— START OF Dataset records —

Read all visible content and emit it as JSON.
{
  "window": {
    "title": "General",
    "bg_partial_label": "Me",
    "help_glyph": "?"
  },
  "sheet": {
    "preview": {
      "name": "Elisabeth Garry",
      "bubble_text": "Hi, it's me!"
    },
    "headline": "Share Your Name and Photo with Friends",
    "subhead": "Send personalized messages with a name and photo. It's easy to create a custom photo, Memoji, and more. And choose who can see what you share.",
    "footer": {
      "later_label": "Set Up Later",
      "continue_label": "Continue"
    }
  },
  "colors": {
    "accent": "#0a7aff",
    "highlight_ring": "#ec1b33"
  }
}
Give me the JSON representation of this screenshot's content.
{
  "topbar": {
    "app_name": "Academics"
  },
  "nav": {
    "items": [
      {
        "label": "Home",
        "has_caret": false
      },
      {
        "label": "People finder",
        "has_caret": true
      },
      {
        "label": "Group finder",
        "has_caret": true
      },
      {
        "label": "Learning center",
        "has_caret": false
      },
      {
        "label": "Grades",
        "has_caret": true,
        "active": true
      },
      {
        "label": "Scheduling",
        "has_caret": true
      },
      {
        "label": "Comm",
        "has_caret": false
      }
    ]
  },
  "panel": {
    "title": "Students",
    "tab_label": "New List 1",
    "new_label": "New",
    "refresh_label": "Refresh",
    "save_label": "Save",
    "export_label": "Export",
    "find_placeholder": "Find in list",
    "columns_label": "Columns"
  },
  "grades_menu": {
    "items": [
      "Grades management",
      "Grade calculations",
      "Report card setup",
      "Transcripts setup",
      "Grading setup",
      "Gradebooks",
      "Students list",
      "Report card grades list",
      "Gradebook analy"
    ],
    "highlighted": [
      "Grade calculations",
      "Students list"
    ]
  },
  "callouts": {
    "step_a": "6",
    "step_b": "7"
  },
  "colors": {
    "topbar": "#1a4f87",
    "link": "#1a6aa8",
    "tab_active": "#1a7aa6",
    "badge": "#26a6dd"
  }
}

— END OF Dataset records —

Aim of the exercise
Return all of the above records exactly, leaving no line out.

Reply
Read all visible content and emit it as JSON.
{
  "window": {
    "title": "General",
    "bg_partial_label": "Me",
    "help_glyph": "?"
  },
  "sheet": {
    "preview": {
      "name": "Elisabeth Garry",
      "bubble_text": "Hi, it's me!"
    },
    "headline": "Share Your Name and Photo with Friends",
    "subhead": "Send personalized messages with a name and photo. It's easy to create a custom photo, Memoji, and more. And choose who can see what you share.",
    "footer": {
      "later_label": "Set Up Later",
      "continue_label": "Continue"
    }
  },
  "colors": {
    "accent": "#0a7aff",
    "highlight_ring": "#ec1b33"
  }
}
Give me the JSON representation of this screenshot's content.
{
  "topbar": {
    "app_name": "Academics"
  },
  "nav": {
    "items": [
      {
        "label": "Home",
        "has_caret": false
      },
      {
        "label": "People finder",
        "has_caret": true
      },
      {
        "label": "Group finder",
        "has_caret": true
      },
      {
        "label": "Learning center",
        "has_caret": false
      },
      {
        "label": "Grades",
        "has_caret": true,
        "active": true
      },
      {
        "label": "Scheduling",
        "has_caret": true
      },
      {
        "label": "Comm",
        "has_caret": false
      }
    ]
  },
  "panel": {
    "title": "Students",
    "tab_label": "New List 1",
    "new_label": "New",
    "refresh_label": "Refresh",
    "save_label": "Save",
    "export_label": "Export",
    "find_placeholder": "Find in list",
    "columns_label": "Columns"
  },
  "grades_menu": {
    "items": [
      "Grades management",
      "Grade calculations",
      "Report card setup",
      "Transcripts setup",
      "Grading setup",
      "Gradebooks",
      "Students list",
      "Report card grades list",
      "Gradebook analy"
    ],
    "highlighted": [
      "Grade calculations",
      "Students list"
    ]
  },
  "callouts": {
    "step_a": "6",
    "step_b": "7"
  },
  "colors": {
    "topbar": "#1a4f87",
    "link": "#1a6aa8",
    "tab_active": "#1a7aa6",
    "badge": "#26a6dd"
  }
}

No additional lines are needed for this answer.